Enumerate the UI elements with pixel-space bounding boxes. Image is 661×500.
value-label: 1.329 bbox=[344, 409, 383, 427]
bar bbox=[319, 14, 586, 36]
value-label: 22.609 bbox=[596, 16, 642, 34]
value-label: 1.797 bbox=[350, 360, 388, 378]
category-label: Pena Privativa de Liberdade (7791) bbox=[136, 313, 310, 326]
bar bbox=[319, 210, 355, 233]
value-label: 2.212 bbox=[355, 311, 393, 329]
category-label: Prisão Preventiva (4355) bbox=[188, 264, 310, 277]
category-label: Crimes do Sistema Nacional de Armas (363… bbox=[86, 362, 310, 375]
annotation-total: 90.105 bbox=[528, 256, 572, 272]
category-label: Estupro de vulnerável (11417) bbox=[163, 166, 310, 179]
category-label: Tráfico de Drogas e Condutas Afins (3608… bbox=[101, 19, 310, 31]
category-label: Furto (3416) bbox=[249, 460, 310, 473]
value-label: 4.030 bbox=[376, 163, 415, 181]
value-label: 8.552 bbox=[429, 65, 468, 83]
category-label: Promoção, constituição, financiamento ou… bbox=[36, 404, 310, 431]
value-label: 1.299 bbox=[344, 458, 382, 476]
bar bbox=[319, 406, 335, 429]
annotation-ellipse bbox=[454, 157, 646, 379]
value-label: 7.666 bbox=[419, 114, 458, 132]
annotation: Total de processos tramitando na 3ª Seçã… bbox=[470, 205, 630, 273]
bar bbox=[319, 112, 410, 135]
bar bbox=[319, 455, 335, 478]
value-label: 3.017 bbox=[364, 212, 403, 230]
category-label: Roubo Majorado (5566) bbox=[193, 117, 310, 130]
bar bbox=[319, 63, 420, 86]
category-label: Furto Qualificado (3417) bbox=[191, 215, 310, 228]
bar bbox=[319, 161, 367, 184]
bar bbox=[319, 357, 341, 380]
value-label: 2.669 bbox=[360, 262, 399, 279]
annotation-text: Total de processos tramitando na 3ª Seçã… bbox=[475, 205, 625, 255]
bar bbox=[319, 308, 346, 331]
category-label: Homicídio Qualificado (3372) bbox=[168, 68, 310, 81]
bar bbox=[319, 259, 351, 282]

※ ※ ※

* [SET EXERCISE] Please find every line in the material above that contains the word "category", and copy each of those lines in full.

* [ANSWER BELOW]
category-label: Pena Privativa de Liberdade (7791) bbox=[136, 313, 310, 326]
category-label: Prisão Preventiva (4355) bbox=[188, 264, 310, 277]
category-label: Crimes do Sistema Nacional de Armas (363… bbox=[86, 362, 310, 375]
category-label: Estupro de vulnerável (11417) bbox=[163, 166, 310, 179]
category-label: Tráfico de Drogas e Condutas Afins (3608… bbox=[101, 19, 310, 31]
category-label: Furto (3416) bbox=[249, 460, 310, 473]
category-label: Promoção, constituição, financiamento ou… bbox=[36, 404, 310, 431]
category-label: Roubo Majorado (5566) bbox=[193, 117, 310, 130]
category-label: Furto Qualificado (3417) bbox=[191, 215, 310, 228]
category-label: Homicídio Qualificado (3372) bbox=[168, 68, 310, 81]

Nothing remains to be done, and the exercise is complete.